Another thing about virtual reality: Kids instinctively want to share what they imagine; they want to be creators. The problem kids face is that they're born with an incredible instinct for imagination that in most cases they don't have a chance to express fully.

A working definition

Virtual reality is a new means of expression. But what exactly is virtual reality? The term is used for just about everything these days. I've decided sometimes it just means whatever somebody needs it to mean for marketing purposes.

But now I'm going to tell you what virtual reality really is. I made up the phrase, so I claim the right to define it. (Obviously, the world doesn't always agree with me.)

As a starting point, consider physical reality--where you and I are right now. You know you're in physical reality thanks to your sense organs: eyes, ears, skin, and so forth. With virtual reality, we want to create an imaginary world that feels real. We do that by creating computerized clothing that provides sensations to your sense organs, which conveniently enough are on the body's surface.

We equip the eyes, the visual system, with virtual reality goggles--generically called head-mounted displays. The goggles, which were first invented in the 1960s by a brilliant guy named Ivan Sutherland, provide each eye with the images it would see if an alternative world existed.

::::

Exercises:
1 – Using the virtual reality passage, explain why the speaker claims the right to define the term.
2 – List every sense organ that the virtual reality passage names.
3 – Reproduce the virtual reality passage word for word between "A working definition" and "agree with me.)", inclusive.

[Element location listings]
::::

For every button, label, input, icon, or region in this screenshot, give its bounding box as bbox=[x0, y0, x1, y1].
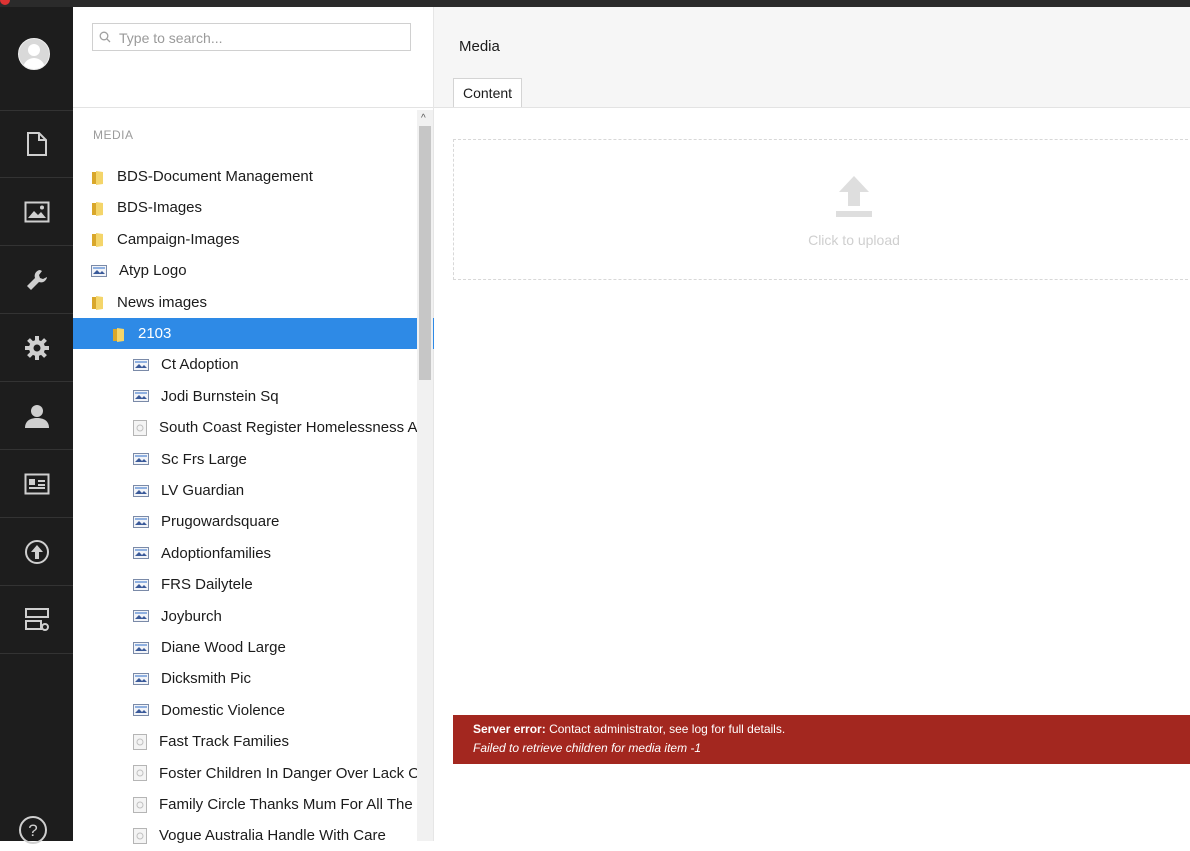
member-card-icon bbox=[24, 473, 49, 494]
tree-node-label: Jodi Burnstein Sq bbox=[161, 387, 279, 405]
folder-icon bbox=[112, 326, 138, 342]
tree-node-label: News images bbox=[117, 293, 208, 311]
image-icon bbox=[133, 610, 161, 623]
tree-node-label: Sc Frs Large bbox=[161, 450, 247, 468]
settings-wrench-icon bbox=[26, 269, 47, 290]
section-members[interactable] bbox=[0, 450, 73, 518]
toolbar-icon bbox=[0, 0, 10, 5]
main-editor: Media Content Click to upload Server err… bbox=[434, 7, 1190, 841]
image-icon bbox=[133, 358, 161, 371]
deploy-icon bbox=[24, 539, 49, 564]
tree-node-label: Atyp Logo bbox=[119, 262, 187, 280]
image-icon bbox=[133, 515, 161, 528]
tree-node-label: Family Circle Thanks Mum For All The L bbox=[159, 796, 426, 813]
section-media[interactable] bbox=[0, 178, 73, 246]
error-title: Server error: bbox=[473, 722, 546, 736]
image-icon bbox=[133, 578, 161, 591]
image-icon bbox=[133, 672, 161, 685]
app-sections-rail: ? bbox=[0, 7, 73, 844]
folder-icon bbox=[91, 200, 117, 216]
section-developer[interactable] bbox=[0, 314, 73, 382]
tree-node-label: South Coast Register Homelessness Av bbox=[159, 419, 425, 437]
browser-toolbar bbox=[0, 0, 1190, 7]
search-box[interactable] bbox=[92, 23, 411, 51]
tree-node[interactable]: BDS-Images bbox=[73, 192, 435, 223]
error-notification: Server error: Contact administrator, see… bbox=[453, 715, 1190, 764]
tree-node-selected[interactable]: 2103 bbox=[73, 318, 456, 349]
folder-icon bbox=[91, 294, 117, 311]
tree-node-label: Vogue Australia Handle With Care bbox=[159, 827, 386, 845]
editor-header: Media Content bbox=[434, 7, 1190, 108]
scroll-up-icon[interactable]: ^ bbox=[421, 114, 426, 124]
avatar[interactable] bbox=[18, 38, 50, 70]
tree-node[interactable]: News images bbox=[73, 287, 435, 318]
image-icon bbox=[133, 453, 161, 466]
section-forms[interactable] bbox=[0, 586, 73, 654]
user-icon bbox=[24, 404, 49, 428]
folder-icon bbox=[91, 231, 117, 248]
media-icon bbox=[24, 201, 49, 222]
tree-node-label: BDS-Images bbox=[117, 199, 203, 217]
section-users[interactable] bbox=[0, 382, 73, 450]
image-icon bbox=[133, 641, 161, 654]
file-icon bbox=[133, 827, 159, 844]
help-button[interactable]: ? bbox=[18, 815, 48, 850]
scrollbar-thumb[interactable] bbox=[419, 126, 431, 380]
tree-node-label: Dicksmith Pic bbox=[161, 670, 252, 688]
tree-node-label: BDS-Document Management bbox=[117, 168, 313, 185]
section-content[interactable] bbox=[0, 110, 73, 178]
tab-content[interactable]: Content bbox=[453, 78, 523, 107]
error-message: Contact administrator, see log for full … bbox=[549, 722, 786, 736]
upload-label: Click to upload bbox=[808, 232, 900, 248]
tree-node-label: LV Guardian bbox=[161, 482, 245, 499]
media-tree-panel: MEDIA BDS-Document Management BDS-Images C… bbox=[73, 7, 456, 845]
tree-node-label: Fast Track Families bbox=[159, 733, 290, 751]
search-icon bbox=[99, 31, 111, 43]
content-icon bbox=[26, 131, 47, 156]
image-icon bbox=[133, 484, 161, 497]
search-area bbox=[73, 7, 433, 108]
tree-node[interactable]: Atyp Logo bbox=[73, 255, 435, 286]
tree-node-label: FRS Dailytele bbox=[161, 576, 253, 594]
tree-node-label: Joyburch bbox=[161, 607, 222, 625]
file-icon bbox=[133, 765, 159, 782]
tree-node[interactable]: Campaign-Images bbox=[73, 224, 435, 255]
image-icon bbox=[91, 264, 119, 277]
upload-icon bbox=[836, 176, 872, 217]
image-icon bbox=[133, 547, 161, 560]
tree-section-title: MEDIA bbox=[93, 128, 134, 142]
tree-node-label: 2103 bbox=[138, 325, 172, 342]
tree-node-label: Foster Children In Danger Over Lack Of bbox=[159, 764, 425, 782]
error-headline: Server error: Contact administrator, see… bbox=[473, 722, 1190, 737]
search-input[interactable] bbox=[117, 28, 406, 48]
image-icon bbox=[133, 390, 161, 403]
tree-node-label: Prugowardsquare bbox=[161, 513, 280, 531]
section-deploy[interactable] bbox=[0, 518, 73, 586]
tree-node[interactable]: BDS-Document Management bbox=[73, 161, 435, 192]
svg-text:?: ? bbox=[28, 821, 37, 840]
error-detail: Failed to retrieve children for media it… bbox=[473, 741, 702, 755]
section-settings[interactable] bbox=[0, 246, 73, 314]
file-icon bbox=[133, 419, 159, 436]
tree-node-label: Campaign-Images bbox=[117, 230, 240, 248]
file-icon bbox=[133, 796, 159, 813]
tree-node-label: Ct Adoption bbox=[161, 356, 239, 374]
forms-icon bbox=[24, 607, 49, 631]
page-title: Media bbox=[459, 38, 500, 55]
folder-icon bbox=[91, 169, 117, 185]
user-avatar-area bbox=[0, 7, 73, 111]
tree-scrollbar[interactable]: ^ bbox=[417, 110, 433, 841]
tree-node-label: Diane Wood Large bbox=[161, 639, 286, 656]
gear-icon bbox=[24, 335, 49, 360]
image-icon bbox=[133, 704, 161, 717]
tree-node-label: Adoptionfamilies bbox=[161, 544, 272, 562]
upload-dropzone[interactable]: Click to upload bbox=[453, 139, 1190, 280]
file-icon bbox=[133, 733, 159, 750]
tree-node-label: Domestic Violence bbox=[161, 701, 285, 719]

::::

Task results:
1 – The speaker made up the phrase "virtual reality," and on that basis claims the right to define it.

2 – Eyes, ears, skin

3 –
A working definition

Virtual reality is a new means of expression. But what exactly is virtual reality? The term is used for just about everything these days. I've decided sometimes it just means whatever somebody needs it to mean for marketing purposes.

But now I'm going to tell you what virtual reality really is. I made up the phrase, so I claim the right to define it. (Obviously, the world doesn't always agree with me.)